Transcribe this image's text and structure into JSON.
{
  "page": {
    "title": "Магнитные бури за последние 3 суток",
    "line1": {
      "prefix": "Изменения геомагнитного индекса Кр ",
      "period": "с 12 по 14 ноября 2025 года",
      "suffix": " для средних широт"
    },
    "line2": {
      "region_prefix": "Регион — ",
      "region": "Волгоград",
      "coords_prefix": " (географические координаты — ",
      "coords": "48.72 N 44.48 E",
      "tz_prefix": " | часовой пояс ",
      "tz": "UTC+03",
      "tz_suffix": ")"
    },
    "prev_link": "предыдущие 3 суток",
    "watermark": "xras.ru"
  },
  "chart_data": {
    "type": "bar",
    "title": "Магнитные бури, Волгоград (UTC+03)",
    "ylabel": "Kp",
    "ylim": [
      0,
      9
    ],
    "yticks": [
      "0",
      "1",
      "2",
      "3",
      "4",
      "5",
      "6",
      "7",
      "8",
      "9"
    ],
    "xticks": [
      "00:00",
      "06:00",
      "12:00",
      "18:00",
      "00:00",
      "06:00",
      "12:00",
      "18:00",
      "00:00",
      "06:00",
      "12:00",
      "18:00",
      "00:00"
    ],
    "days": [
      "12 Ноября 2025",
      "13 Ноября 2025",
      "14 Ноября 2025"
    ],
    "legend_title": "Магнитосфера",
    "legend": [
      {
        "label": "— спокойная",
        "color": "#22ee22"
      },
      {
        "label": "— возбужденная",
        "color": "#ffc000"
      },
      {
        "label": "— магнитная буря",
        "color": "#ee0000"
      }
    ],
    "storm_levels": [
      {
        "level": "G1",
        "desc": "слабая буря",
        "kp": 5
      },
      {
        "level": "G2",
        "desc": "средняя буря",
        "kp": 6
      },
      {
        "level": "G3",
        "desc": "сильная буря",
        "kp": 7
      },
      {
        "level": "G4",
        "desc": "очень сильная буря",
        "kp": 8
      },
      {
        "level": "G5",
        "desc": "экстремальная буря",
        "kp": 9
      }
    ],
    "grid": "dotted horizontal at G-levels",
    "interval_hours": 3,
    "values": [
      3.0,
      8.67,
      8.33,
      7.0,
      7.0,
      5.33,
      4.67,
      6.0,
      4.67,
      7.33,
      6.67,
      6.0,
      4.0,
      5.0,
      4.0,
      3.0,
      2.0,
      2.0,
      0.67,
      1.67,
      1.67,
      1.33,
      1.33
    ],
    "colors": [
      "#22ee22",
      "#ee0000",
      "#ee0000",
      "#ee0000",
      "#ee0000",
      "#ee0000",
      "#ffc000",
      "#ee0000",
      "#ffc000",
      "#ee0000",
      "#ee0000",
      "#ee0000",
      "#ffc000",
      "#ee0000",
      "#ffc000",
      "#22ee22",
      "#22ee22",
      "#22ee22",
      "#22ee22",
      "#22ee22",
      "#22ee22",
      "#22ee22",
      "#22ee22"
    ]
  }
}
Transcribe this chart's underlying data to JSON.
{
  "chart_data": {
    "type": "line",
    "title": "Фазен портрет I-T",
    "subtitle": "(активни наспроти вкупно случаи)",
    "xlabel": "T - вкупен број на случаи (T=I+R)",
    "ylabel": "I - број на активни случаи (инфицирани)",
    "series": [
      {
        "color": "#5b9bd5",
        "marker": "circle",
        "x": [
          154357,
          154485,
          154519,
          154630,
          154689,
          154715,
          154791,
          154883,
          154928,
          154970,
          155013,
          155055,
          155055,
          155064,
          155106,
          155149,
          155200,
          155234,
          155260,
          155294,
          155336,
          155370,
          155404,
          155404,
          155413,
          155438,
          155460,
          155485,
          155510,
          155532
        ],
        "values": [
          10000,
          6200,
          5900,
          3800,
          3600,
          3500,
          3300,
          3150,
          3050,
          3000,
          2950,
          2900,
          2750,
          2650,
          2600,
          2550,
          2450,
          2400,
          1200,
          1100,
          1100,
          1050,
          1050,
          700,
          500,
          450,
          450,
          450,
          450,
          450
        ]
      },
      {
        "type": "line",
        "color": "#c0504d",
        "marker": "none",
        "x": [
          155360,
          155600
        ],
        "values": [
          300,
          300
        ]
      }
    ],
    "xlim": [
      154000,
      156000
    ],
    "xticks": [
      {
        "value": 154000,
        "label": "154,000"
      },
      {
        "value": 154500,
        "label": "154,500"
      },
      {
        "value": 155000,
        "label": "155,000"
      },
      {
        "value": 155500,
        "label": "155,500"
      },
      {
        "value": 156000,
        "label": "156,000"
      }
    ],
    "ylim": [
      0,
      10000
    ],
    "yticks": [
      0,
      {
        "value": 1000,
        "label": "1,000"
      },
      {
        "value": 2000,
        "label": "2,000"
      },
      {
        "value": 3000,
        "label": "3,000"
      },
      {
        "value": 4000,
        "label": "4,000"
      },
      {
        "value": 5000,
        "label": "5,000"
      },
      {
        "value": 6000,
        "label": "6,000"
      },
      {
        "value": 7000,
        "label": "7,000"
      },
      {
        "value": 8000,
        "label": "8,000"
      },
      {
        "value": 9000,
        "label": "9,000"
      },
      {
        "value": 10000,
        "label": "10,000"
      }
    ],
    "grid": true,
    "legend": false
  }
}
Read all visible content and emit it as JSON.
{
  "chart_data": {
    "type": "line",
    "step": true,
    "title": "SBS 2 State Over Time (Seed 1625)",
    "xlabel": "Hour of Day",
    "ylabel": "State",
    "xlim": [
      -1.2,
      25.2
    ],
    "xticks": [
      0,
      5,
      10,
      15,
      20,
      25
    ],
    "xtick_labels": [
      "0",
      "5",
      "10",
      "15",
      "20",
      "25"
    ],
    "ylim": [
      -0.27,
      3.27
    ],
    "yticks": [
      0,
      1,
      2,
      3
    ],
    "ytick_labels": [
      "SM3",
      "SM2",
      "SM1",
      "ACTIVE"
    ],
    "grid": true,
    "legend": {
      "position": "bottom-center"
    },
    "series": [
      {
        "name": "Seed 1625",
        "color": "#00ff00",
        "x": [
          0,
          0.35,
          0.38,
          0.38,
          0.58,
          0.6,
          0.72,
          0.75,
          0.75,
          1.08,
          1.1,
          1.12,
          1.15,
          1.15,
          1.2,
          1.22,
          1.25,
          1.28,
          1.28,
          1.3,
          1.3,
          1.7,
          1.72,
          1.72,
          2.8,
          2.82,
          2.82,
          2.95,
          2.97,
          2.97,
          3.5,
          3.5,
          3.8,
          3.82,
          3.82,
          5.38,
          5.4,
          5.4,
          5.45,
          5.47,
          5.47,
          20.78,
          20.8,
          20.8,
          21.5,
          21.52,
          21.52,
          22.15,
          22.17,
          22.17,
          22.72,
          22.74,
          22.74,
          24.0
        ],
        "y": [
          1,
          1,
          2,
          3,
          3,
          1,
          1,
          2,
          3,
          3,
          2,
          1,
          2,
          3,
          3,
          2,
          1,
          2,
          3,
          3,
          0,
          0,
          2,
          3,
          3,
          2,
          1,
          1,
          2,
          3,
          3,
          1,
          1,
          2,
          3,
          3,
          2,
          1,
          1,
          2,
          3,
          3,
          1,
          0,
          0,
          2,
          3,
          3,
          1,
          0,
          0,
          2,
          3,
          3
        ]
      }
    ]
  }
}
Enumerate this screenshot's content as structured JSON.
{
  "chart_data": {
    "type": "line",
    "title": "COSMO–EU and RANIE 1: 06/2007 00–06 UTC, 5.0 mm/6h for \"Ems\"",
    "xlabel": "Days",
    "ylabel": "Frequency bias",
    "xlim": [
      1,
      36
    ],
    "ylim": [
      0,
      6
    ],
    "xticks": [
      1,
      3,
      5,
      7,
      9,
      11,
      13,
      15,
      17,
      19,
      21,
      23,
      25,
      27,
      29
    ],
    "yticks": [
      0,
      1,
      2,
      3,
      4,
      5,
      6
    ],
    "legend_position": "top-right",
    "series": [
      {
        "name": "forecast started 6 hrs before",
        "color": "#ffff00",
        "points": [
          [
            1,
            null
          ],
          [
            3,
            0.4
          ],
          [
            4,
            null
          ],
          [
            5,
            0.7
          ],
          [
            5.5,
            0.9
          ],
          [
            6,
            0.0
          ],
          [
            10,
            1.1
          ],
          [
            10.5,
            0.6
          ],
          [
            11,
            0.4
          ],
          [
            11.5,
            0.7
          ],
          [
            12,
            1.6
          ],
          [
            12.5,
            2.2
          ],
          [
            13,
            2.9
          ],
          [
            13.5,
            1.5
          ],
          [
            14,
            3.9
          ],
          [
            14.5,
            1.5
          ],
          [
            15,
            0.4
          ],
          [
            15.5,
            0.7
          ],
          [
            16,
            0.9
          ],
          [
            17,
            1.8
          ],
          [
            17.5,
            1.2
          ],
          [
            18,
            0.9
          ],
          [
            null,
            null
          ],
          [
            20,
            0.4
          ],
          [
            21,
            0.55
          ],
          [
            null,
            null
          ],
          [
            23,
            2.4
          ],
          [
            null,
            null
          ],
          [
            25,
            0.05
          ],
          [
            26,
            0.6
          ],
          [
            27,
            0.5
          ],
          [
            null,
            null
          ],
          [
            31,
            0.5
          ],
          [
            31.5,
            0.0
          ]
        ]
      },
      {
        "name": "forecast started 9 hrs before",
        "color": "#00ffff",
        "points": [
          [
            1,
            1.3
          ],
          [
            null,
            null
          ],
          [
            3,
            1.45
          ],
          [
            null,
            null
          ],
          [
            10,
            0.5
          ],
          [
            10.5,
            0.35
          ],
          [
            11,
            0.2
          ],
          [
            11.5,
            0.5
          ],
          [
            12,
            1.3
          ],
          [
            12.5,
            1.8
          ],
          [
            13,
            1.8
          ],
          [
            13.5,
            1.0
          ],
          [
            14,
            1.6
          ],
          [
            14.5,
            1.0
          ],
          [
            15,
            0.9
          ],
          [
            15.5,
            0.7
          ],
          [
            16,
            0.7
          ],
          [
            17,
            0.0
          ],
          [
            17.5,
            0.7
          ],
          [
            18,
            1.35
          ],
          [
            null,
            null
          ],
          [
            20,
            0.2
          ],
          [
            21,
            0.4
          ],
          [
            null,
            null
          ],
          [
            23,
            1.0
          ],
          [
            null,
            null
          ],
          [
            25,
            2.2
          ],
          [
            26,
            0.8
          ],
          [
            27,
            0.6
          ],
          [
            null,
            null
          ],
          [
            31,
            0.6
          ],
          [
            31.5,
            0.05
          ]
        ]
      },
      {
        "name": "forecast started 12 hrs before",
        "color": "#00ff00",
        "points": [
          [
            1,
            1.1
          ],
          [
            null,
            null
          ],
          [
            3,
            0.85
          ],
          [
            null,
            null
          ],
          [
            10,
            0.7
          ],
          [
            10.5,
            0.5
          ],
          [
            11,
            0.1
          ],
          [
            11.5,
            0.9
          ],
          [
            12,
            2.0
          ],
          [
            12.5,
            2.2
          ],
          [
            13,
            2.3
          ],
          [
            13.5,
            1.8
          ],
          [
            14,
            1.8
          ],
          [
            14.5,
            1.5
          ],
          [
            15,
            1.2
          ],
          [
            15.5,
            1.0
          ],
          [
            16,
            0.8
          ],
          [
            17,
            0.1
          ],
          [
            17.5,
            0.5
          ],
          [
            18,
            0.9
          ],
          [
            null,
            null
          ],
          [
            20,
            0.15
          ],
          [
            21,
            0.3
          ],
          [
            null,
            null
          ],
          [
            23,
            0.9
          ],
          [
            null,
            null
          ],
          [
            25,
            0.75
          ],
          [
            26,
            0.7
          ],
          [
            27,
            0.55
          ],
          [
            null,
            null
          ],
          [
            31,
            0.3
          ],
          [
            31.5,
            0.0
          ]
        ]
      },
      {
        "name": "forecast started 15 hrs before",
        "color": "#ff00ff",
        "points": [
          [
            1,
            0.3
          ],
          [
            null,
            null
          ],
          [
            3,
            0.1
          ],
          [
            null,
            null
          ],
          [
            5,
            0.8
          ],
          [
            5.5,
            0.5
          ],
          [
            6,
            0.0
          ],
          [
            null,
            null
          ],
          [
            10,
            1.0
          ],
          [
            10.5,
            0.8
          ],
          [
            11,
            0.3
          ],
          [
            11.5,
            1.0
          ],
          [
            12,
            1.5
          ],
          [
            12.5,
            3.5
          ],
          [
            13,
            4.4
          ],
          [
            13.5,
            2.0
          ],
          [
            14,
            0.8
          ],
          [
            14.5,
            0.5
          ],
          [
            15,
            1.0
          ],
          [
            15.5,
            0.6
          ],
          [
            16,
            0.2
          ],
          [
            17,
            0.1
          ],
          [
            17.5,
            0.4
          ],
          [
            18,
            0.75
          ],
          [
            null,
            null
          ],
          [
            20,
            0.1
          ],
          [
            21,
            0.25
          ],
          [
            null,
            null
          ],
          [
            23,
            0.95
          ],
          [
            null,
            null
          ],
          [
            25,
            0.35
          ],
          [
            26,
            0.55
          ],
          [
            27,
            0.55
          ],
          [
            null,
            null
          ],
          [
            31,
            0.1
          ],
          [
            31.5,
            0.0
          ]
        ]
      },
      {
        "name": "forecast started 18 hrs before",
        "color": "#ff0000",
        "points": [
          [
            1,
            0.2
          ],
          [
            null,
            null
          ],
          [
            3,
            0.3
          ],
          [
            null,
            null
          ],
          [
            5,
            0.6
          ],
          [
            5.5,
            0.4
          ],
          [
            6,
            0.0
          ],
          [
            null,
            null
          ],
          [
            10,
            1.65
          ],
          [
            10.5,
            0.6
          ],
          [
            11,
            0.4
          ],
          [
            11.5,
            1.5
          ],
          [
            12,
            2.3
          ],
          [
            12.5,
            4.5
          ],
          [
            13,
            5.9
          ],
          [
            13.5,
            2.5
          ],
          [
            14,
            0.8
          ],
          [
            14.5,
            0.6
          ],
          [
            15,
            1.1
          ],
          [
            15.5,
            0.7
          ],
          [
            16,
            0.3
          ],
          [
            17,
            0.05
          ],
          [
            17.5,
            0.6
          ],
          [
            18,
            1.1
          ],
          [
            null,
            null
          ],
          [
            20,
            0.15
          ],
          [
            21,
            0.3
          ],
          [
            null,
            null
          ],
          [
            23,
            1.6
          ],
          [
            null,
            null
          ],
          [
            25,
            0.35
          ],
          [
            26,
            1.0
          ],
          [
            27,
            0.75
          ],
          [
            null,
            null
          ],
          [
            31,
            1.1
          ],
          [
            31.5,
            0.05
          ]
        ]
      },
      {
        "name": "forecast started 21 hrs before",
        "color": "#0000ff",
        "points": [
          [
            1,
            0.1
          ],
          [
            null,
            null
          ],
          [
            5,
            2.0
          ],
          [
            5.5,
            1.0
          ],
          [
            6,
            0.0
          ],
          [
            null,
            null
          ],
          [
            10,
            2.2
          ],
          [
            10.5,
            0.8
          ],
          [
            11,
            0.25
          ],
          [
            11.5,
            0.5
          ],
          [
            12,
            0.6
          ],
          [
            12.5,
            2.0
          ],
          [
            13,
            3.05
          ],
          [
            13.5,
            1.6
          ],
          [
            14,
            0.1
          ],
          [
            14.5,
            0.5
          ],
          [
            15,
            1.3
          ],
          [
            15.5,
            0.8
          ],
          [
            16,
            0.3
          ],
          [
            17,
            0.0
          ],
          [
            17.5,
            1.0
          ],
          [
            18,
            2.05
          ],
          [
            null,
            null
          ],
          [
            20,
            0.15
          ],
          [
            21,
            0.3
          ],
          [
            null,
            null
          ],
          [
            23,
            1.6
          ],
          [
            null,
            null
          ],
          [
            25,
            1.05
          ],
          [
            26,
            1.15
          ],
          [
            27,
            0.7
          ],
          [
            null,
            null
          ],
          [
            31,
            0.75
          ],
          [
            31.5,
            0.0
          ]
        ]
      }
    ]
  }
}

- _Objective_
In the material above, find each line that contains the word "Seed", and select it.

- _Final result_
    "title": "SBS 2 State Over Time (Seed 1625)",
        "name": "Seed 1625",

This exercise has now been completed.